EXERCISE TASK ▸
Type out every line below exactly as it reads.

RECORDS SHOWN ▸
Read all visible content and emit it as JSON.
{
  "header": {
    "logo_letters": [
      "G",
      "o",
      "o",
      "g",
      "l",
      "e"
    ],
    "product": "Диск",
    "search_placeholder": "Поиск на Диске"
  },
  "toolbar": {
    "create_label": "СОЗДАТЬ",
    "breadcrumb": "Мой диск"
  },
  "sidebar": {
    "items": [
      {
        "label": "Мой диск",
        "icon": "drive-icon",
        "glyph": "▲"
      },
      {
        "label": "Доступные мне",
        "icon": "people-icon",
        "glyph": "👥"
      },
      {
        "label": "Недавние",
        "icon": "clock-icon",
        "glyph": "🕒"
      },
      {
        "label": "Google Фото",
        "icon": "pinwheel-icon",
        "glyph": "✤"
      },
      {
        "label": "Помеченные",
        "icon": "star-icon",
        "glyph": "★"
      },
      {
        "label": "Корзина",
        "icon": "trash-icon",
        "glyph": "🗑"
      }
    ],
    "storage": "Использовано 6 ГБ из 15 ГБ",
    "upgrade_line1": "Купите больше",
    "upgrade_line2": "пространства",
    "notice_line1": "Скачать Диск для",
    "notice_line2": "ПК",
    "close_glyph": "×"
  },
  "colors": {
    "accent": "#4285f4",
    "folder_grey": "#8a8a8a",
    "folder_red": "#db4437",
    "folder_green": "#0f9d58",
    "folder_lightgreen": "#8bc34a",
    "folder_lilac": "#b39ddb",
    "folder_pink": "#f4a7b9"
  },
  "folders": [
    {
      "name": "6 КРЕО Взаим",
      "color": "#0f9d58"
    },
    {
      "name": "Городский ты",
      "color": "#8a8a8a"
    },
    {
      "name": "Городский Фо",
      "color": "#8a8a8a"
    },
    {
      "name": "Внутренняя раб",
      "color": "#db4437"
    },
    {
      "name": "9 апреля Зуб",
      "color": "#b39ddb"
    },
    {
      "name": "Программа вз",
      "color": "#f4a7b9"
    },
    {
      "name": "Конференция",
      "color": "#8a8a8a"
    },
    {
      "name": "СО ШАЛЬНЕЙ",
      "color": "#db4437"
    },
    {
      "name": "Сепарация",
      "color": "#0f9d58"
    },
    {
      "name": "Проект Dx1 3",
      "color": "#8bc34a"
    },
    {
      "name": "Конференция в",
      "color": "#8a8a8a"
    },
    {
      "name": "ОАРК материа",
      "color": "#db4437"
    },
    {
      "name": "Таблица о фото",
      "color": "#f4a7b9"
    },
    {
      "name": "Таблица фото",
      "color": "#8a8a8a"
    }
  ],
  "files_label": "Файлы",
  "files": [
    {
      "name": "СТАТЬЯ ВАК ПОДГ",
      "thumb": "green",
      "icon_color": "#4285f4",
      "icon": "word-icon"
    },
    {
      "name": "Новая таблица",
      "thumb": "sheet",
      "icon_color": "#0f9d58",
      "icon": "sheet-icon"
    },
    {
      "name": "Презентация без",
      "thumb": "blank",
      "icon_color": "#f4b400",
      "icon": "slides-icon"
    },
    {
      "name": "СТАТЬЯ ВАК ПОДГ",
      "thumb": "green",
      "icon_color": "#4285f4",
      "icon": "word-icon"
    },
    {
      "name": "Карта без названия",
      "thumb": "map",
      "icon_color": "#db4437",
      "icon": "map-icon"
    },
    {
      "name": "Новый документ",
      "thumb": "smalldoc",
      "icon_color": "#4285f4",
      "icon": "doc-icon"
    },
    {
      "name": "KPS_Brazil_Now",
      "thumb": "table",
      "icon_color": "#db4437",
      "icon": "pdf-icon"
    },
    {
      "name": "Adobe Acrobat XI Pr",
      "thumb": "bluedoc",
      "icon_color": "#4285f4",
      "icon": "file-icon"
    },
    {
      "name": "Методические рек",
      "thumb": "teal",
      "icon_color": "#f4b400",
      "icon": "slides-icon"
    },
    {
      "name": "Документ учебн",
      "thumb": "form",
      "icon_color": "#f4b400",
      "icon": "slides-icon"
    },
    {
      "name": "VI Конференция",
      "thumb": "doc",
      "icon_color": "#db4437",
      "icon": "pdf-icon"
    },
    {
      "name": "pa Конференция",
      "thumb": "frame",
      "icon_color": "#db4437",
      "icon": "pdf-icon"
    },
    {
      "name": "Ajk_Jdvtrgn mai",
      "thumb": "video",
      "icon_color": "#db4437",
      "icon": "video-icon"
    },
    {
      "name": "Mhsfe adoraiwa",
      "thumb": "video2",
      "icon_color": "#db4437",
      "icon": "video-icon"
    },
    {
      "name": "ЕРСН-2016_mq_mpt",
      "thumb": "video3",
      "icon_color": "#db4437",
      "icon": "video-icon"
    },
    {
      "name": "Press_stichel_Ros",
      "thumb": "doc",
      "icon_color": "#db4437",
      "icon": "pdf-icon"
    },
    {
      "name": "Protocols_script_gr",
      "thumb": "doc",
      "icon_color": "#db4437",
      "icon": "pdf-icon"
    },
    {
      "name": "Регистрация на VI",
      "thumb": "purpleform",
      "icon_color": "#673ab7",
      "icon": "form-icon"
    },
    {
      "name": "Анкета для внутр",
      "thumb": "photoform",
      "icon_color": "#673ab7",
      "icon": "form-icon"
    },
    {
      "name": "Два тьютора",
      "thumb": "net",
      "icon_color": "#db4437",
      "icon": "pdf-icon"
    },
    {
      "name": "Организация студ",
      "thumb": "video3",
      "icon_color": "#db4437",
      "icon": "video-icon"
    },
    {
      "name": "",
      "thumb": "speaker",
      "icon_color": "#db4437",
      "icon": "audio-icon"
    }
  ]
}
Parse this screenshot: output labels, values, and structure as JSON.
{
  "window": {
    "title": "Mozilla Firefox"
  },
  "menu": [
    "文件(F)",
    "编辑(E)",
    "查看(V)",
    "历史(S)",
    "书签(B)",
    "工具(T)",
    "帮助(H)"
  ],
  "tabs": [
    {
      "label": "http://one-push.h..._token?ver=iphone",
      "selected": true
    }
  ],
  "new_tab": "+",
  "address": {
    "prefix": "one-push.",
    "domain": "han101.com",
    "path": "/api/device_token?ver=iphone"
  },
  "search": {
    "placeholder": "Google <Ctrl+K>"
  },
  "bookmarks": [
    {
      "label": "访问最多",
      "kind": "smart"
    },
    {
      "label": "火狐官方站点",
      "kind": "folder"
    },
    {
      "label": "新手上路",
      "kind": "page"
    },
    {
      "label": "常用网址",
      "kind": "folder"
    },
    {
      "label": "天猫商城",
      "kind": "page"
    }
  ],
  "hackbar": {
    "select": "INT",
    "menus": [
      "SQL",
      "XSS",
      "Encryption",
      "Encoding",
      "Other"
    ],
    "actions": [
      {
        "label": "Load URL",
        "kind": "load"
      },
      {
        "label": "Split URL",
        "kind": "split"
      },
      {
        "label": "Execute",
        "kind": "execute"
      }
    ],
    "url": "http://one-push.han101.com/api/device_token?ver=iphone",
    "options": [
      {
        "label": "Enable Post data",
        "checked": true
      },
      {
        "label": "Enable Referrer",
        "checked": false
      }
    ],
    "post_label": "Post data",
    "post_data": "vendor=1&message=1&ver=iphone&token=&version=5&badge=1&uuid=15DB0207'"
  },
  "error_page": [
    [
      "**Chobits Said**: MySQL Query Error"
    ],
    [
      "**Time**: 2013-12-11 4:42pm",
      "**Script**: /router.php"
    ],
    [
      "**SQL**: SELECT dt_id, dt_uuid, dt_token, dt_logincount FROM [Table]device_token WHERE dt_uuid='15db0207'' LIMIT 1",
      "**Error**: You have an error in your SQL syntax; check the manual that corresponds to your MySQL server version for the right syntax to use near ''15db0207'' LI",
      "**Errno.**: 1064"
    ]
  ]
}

REPLY ▸
Read all visible content and emit it as JSON.
{
  "header": {
    "logo_letters": [
      "G",
      "o",
      "o",
      "g",
      "l",
      "e"
    ],
    "product": "Диск",
    "search_placeholder": "Поиск на Диске"
  },
  "toolbar": {
    "create_label": "СОЗДАТЬ",
    "breadcrumb": "Мой диск"
  },
  "sidebar": {
    "items": [
      {
        "label": "Мой диск",
        "icon": "drive-icon",
        "glyph": "▲"
      },
      {
        "label": "Доступные мне",
        "icon": "people-icon",
        "glyph": "👥"
      },
      {
        "label": "Недавние",
        "icon": "clock-icon",
        "glyph": "🕒"
      },
      {
        "label": "Google Фото",
        "icon": "pinwheel-icon",
        "glyph": "✤"
      },
      {
        "label": "Помеченные",
        "icon": "star-icon",
        "glyph": "★"
      },
      {
        "label": "Корзина",
        "icon": "trash-icon",
        "glyph": "🗑"
      }
    ],
    "storage": "Использовано 6 ГБ из 15 ГБ",
    "upgrade_line1": "Купите больше",
    "upgrade_line2": "пространства",
    "notice_line1": "Скачать Диск для",
    "notice_line2": "ПК",
    "close_glyph": "×"
  },
  "colors": {
    "accent": "#4285f4",
    "folder_grey": "#8a8a8a",
    "folder_red": "#db4437",
    "folder_green": "#0f9d58",
    "folder_lightgreen": "#8bc34a",
    "folder_lilac": "#b39ddb",
    "folder_pink": "#f4a7b9"
  },
  "folders": [
    {
      "name": "6 КРЕО Взаим",
      "color": "#0f9d58"
    },
    {
      "name": "Городский ты",
      "color": "#8a8a8a"
    },
    {
      "name": "Городский Фо",
      "color": "#8a8a8a"
    },
    {
      "name": "Внутренняя раб",
      "color": "#db4437"
    },
    {
      "name": "9 апреля Зуб",
      "color": "#b39ddb"
    },
    {
      "name": "Программа вз",
      "color": "#f4a7b9"
    },
    {
      "name": "Конференция",
      "color": "#8a8a8a"
    },
    {
      "name": "СО ШАЛЬНЕЙ",
      "color": "#db4437"
    },
    {
      "name": "Сепарация",
      "color": "#0f9d58"
    },
    {
      "name": "Проект Dx1 3",
      "color": "#8bc34a"
    },
    {
      "name": "Конференция в",
      "color": "#8a8a8a"
    },
    {
      "name": "ОАРК материа",
      "color": "#db4437"
    },
    {
      "name": "Таблица о фото",
      "color": "#f4a7b9"
    },
    {
      "name": "Таблица фото",
      "color": "#8a8a8a"
    }
  ],
  "files_label": "Файлы",
  "files": [
    {
      "name": "СТАТЬЯ ВАК ПОДГ",
      "thumb": "green",
      "icon_color": "#4285f4",
      "icon": "word-icon"
    },
    {
      "name": "Новая таблица",
      "thumb": "sheet",
      "icon_color": "#0f9d58",
      "icon": "sheet-icon"
    },
    {
      "name": "Презентация без",
      "thumb": "blank",
      "icon_color": "#f4b400",
      "icon": "slides-icon"
    },
    {
      "name": "СТАТЬЯ ВАК ПОДГ",
      "thumb": "green",
      "icon_color": "#4285f4",
      "icon": "word-icon"
    },
    {
      "name": "Карта без названия",
      "thumb": "map",
      "icon_color": "#db4437",
      "icon": "map-icon"
    },
    {
      "name": "Новый документ",
      "thumb": "smalldoc",
      "icon_color": "#4285f4",
      "icon": "doc-icon"
    },
    {
      "name": "KPS_Brazil_Now",
      "thumb": "table",
      "icon_color": "#db4437",
      "icon": "pdf-icon"
    },
    {
      "name": "Adobe Acrobat XI Pr",
      "thumb": "bluedoc",
      "icon_color": "#4285f4",
      "icon": "file-icon"
    },
    {
      "name": "Методические рек",
      "thumb": "teal",
      "icon_color": "#f4b400",
      "icon": "slides-icon"
    },
    {
      "name": "Документ учебн",
      "thumb": "form",
      "icon_color": "#f4b400",
      "icon": "slides-icon"
    },
    {
      "name": "VI Конференция",
      "thumb": "doc",
      "icon_color": "#db4437",
      "icon": "pdf-icon"
    },
    {
      "name": "pa Конференция",
      "thumb": "frame",
      "icon_color": "#db4437",
      "icon": "pdf-icon"
    },
    {
      "name": "Ajk_Jdvtrgn mai",
      "thumb": "video",
      "icon_color": "#db4437",
      "icon": "video-icon"
    },
    {
      "name": "Mhsfe adoraiwa",
      "thumb": "video2",
      "icon_color": "#db4437",
      "icon": "video-icon"
    },
    {
      "name": "ЕРСН-2016_mq_mpt",
      "thumb": "video3",
      "icon_color": "#db4437",
      "icon": "video-icon"
    },
    {
      "name": "Press_stichel_Ros",
      "thumb": "doc",
      "icon_color": "#db4437",
      "icon": "pdf-icon"
    },
    {
      "name": "Protocols_script_gr",
      "thumb": "doc",
      "icon_color": "#db4437",
      "icon": "pdf-icon"
    },
    {
      "name": "Регистрация на VI",
      "thumb": "purpleform",
      "icon_color": "#673ab7",
      "icon": "form-icon"
    },
    {
      "name": "Анкета для внутр",
      "thumb": "photoform",
      "icon_color": "#673ab7",
      "icon": "form-icon"
    },
    {
      "name": "Два тьютора",
      "thumb": "net",
      "icon_color": "#db4437",
      "icon": "pdf-icon"
    },
    {
      "name": "Организация студ",
      "thumb": "video3",
      "icon_color": "#db4437",
      "icon": "video-icon"
    },
    {
      "name": "",
      "thumb": "speaker",
      "icon_color": "#db4437",
      "icon": "audio-icon"
    }
  ]
}
Parse this screenshot: output labels, values, and structure as JSON.
{
  "window": {
    "title": "Mozilla Firefox"
  },
  "menu": [
    "文件(F)",
    "编辑(E)",
    "查看(V)",
    "历史(S)",
    "书签(B)",
    "工具(T)",
    "帮助(H)"
  ],
  "tabs": [
    {
      "label": "http://one-push.h..._token?ver=iphone",
      "selected": true
    }
  ],
  "new_tab": "+",
  "address": {
    "prefix": "one-push.",
    "domain": "han101.com",
    "path": "/api/device_token?ver=iphone"
  },
  "search": {
    "placeholder": "Google <Ctrl+K>"
  },
  "bookmarks": [
    {
      "label": "访问最多",
      "kind": "smart"
    },
    {
      "label": "火狐官方站点",
      "kind": "folder"
    },
    {
      "label": "新手上路",
      "kind": "page"
    },
    {
      "label": "常用网址",
      "kind": "folder"
    },
    {
      "label": "天猫商城",
      "kind": "page"
    }
  ],
  "hackbar": {
    "select": "INT",
    "menus": [
      "SQL",
      "XSS",
      "Encryption",
      "Encoding",
      "Other"
    ],
    "actions": [
      {
        "label": "Load URL",
        "kind": "load"
      },
      {
        "label": "Split URL",
        "kind": "split"
      },
      {
        "label": "Execute",
        "kind": "execute"
      }
    ],
    "url": "http://one-push.han101.com/api/device_token?ver=iphone",
    "options": [
      {
        "label": "Enable Post data",
        "checked": true
      },
      {
        "label": "Enable Referrer",
        "checked": false
      }
    ],
    "post_label": "Post data",
    "post_data": "vendor=1&message=1&ver=iphone&token=&version=5&badge=1&uuid=15DB0207'"
  },
  "error_page": [
    [
      "**Chobits Said**: MySQL Query Error"
    ],
    [
      "**Time**: 2013-12-11 4:42pm",
      "**Script**: /router.php"
    ],
    [
      "**SQL**: SELECT dt_id, dt_uuid, dt_token, dt_logincount FROM [Table]device_token WHERE dt_uuid='15db0207'' LIMIT 1",
      "**Error**: You have an error in your SQL syntax; check the manual that corresponds to your MySQL server version for the right syntax to use near ''15db0207'' LI",
      "**Errno.**: 1064"
    ]
  ]
}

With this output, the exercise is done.